* Dataset items *
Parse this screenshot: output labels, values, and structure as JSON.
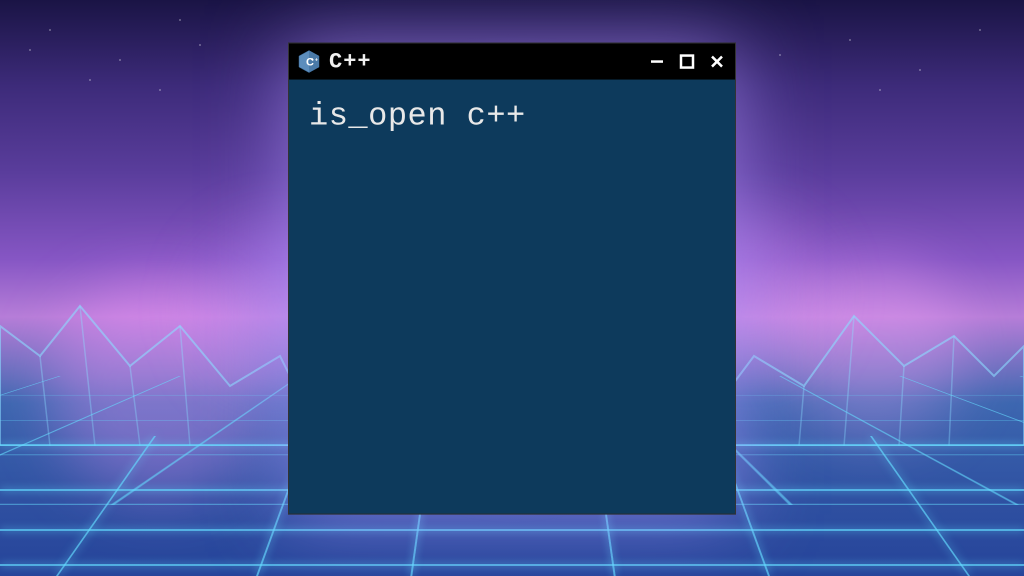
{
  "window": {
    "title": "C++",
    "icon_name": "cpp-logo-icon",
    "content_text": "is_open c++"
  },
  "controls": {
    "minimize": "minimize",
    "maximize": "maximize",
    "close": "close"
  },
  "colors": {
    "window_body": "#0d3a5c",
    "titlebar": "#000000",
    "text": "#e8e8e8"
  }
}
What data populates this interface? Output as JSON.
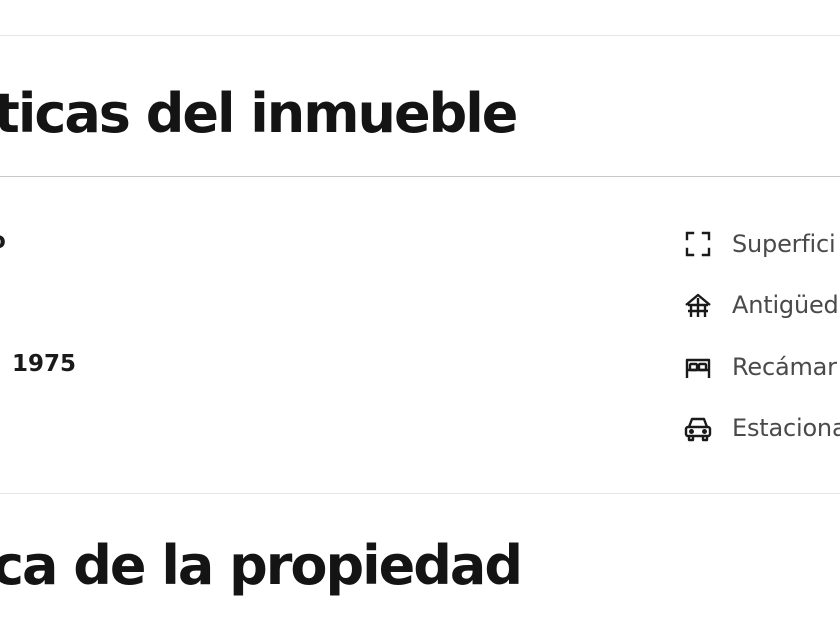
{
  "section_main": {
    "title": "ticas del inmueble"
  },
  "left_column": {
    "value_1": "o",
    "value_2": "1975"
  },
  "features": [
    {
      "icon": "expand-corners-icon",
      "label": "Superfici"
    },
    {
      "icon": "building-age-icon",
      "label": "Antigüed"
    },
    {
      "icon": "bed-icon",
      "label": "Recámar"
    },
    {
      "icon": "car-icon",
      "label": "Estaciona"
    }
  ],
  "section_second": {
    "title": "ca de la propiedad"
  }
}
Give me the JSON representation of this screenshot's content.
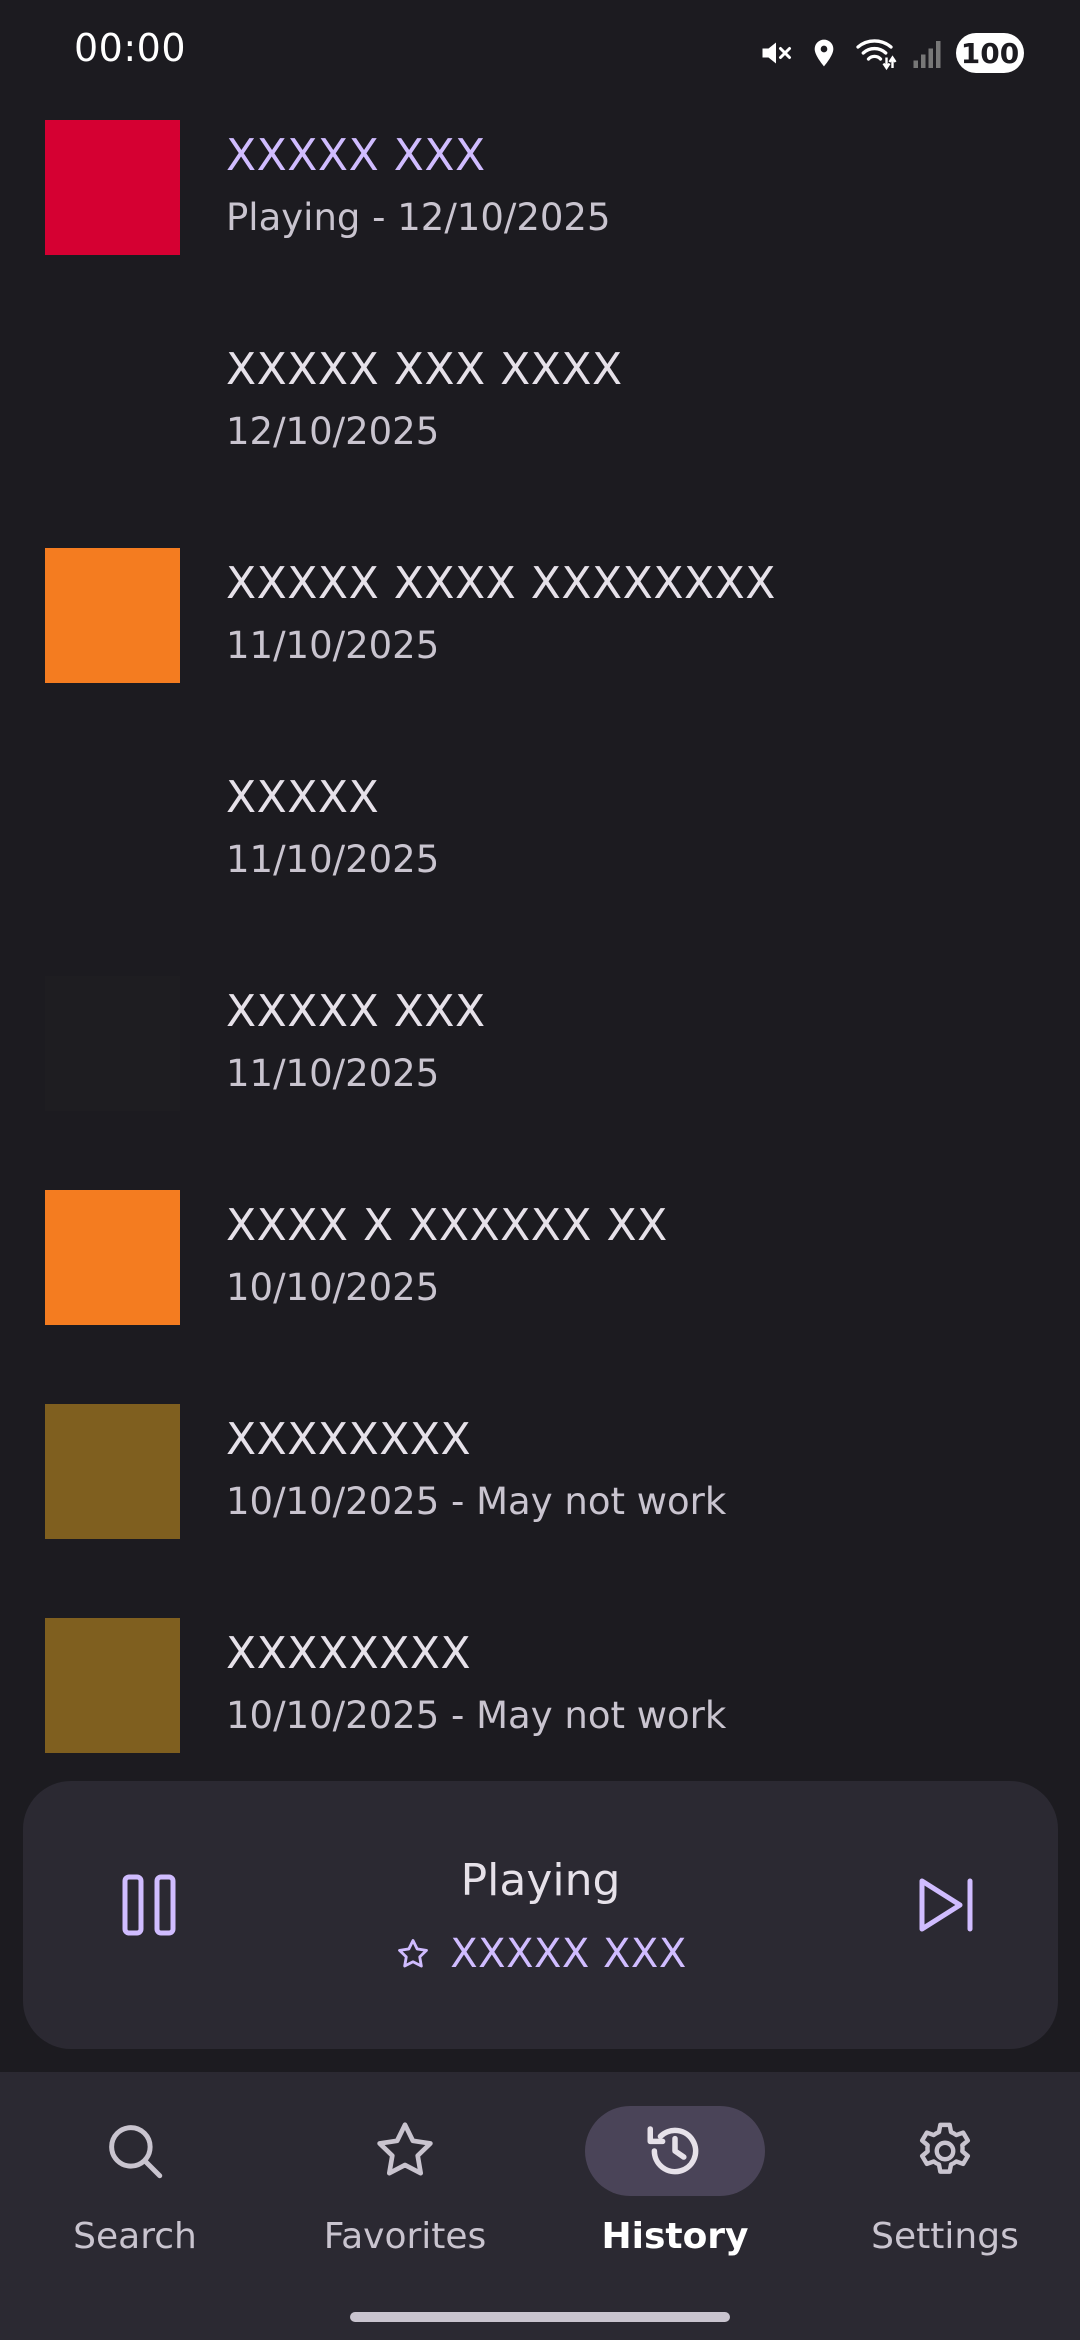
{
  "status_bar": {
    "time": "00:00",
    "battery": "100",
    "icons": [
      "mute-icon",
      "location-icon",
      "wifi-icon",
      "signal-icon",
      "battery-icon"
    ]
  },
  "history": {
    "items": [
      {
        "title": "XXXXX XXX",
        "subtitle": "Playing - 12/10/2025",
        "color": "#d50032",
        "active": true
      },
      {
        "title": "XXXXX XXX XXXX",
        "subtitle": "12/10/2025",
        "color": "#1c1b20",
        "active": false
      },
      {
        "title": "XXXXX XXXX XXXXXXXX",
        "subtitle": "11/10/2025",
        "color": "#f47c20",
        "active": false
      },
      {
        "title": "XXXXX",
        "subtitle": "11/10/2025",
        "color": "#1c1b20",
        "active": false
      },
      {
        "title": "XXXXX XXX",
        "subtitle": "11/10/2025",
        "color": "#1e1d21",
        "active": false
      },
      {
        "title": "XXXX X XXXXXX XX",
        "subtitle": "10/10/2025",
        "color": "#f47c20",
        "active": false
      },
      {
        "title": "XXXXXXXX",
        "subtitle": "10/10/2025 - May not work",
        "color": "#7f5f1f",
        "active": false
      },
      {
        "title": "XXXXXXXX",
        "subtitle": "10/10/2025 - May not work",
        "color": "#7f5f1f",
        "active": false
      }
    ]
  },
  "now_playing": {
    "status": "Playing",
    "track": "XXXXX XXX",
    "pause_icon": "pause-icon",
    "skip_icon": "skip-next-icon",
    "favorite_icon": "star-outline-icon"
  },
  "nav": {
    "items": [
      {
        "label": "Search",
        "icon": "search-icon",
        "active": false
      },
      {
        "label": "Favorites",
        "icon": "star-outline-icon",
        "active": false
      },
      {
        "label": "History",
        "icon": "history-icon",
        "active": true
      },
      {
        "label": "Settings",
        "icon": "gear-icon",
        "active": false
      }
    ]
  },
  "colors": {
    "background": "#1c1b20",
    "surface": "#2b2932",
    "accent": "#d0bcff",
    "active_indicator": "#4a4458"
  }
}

* What you will do *
Tell how many lines above contain the word "JSON". Give the number alone.

* Solved exercise *
3